___ RECORD LIST
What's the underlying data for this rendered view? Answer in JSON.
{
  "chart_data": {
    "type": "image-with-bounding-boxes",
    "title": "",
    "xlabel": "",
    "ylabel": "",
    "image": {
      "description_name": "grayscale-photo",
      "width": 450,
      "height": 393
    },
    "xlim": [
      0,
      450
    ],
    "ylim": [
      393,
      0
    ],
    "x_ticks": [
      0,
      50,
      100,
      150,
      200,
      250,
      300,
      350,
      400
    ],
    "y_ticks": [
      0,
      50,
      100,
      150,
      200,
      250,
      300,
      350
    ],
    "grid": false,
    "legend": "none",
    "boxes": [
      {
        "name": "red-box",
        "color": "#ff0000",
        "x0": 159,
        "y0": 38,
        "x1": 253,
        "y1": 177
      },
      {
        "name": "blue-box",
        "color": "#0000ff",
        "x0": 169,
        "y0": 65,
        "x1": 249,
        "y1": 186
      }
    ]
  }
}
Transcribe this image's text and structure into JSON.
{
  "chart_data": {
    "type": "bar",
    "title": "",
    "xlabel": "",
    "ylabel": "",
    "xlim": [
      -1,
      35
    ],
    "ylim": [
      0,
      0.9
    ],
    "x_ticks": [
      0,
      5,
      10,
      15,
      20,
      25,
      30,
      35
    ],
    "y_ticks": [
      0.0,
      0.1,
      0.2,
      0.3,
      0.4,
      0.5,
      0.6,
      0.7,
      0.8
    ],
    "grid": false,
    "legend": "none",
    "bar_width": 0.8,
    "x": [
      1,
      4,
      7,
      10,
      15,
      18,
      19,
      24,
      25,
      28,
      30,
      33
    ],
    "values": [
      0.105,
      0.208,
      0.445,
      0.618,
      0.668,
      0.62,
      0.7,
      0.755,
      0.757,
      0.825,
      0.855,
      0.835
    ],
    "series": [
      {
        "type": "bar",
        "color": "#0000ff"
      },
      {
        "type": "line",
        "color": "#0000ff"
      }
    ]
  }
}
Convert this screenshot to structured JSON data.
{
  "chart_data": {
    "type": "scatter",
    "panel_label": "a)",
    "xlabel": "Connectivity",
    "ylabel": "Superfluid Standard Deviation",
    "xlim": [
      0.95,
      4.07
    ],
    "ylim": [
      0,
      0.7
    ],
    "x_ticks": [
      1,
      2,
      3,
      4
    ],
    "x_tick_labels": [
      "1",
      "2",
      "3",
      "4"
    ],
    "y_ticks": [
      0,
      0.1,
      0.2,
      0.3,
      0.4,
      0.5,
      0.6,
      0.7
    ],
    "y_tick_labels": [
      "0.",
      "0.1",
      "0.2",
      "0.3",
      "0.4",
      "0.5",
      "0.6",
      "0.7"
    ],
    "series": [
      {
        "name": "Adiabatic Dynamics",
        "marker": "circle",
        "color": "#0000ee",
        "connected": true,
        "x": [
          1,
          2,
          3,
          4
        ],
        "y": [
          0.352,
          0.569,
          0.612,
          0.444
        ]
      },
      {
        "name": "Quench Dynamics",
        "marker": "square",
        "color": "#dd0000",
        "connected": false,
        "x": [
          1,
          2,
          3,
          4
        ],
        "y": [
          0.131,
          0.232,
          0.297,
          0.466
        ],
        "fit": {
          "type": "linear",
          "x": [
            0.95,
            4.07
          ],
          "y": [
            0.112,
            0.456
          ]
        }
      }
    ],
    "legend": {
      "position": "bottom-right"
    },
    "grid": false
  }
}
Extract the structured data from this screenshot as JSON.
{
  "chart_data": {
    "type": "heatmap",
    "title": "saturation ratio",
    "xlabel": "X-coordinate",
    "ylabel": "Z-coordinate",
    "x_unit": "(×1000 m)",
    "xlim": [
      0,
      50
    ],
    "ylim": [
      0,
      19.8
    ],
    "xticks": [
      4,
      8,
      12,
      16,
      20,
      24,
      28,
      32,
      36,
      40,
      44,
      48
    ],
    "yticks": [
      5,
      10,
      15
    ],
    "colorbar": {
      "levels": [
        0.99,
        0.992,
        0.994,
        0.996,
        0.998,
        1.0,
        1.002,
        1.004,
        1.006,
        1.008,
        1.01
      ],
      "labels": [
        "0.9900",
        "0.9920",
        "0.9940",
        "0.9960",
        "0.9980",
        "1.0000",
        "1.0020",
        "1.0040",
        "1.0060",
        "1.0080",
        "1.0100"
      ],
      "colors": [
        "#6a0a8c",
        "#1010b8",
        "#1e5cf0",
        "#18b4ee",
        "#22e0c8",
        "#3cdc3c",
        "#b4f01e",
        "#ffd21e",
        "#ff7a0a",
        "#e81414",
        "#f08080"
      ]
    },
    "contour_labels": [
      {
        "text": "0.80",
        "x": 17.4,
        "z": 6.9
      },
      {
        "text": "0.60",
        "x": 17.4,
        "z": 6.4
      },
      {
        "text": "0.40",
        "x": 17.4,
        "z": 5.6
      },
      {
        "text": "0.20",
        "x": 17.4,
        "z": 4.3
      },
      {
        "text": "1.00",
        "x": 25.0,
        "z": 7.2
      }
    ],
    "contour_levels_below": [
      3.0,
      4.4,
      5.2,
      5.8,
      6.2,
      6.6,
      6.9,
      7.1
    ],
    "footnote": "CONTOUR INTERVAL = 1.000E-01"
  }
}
______
- **EXERCISE**: Copy out every line from the one containing "Extract the structured" to the end of the material, both ends included.

- **RESULT OF THE TASK**:
Extract the structured data from this screenshot as JSON.
{
  "chart_data": {
    "type": "heatmap",
    "title": "saturation ratio",
    "xlabel": "X-coordinate",
    "ylabel": "Z-coordinate",
    "x_unit": "(×1000 m)",
    "xlim": [
      0,
      50
    ],
    "ylim": [
      0,
      19.8
    ],
    "xticks": [
      4,
      8,
      12,
      16,
      20,
      24,
      28,
      32,
      36,
      40,
      44,
      48
    ],
    "yticks": [
      5,
      10,
      15
    ],
    "colorbar": {
      "levels": [
        0.99,
        0.992,
        0.994,
        0.996,
        0.998,
        1.0,
        1.002,
        1.004,
        1.006,
        1.008,
        1.01
      ],
      "labels": [
        "0.9900",
        "0.9920",
        "0.9940",
        "0.9960",
        "0.9980",
        "1.0000",
        "1.0020",
        "1.0040",
        "1.0060",
        "1.0080",
        "1.0100"
      ],
      "colors": [
        "#6a0a8c",
        "#1010b8",
        "#1e5cf0",
        "#18b4ee",
        "#22e0c8",
        "#3cdc3c",
        "#b4f01e",
        "#ffd21e",
        "#ff7a0a",
        "#e81414",
        "#f08080"
      ]
    },
    "contour_labels": [
      {
        "text": "0.80",
        "x": 17.4,
        "z": 6.9
      },
      {
        "text": "0.60",
        "x": 17.4,
        "z": 6.4
      },
      {
        "text": "0.40",
        "x": 17.4,
        "z": 5.6
      },
      {
        "text": "0.20",
        "x": 17.4,
        "z": 4.3
      },
      {
        "text": "1.00",
        "x": 25.0,
        "z": 7.2
      }
    ],
    "contour_levels_below": [
      3.0,
      4.4,
      5.2,
      5.8,
      6.2,
      6.6,
      6.9,
      7.1
    ],
    "footnote": "CONTOUR INTERVAL = 1.000E-01"
  }
}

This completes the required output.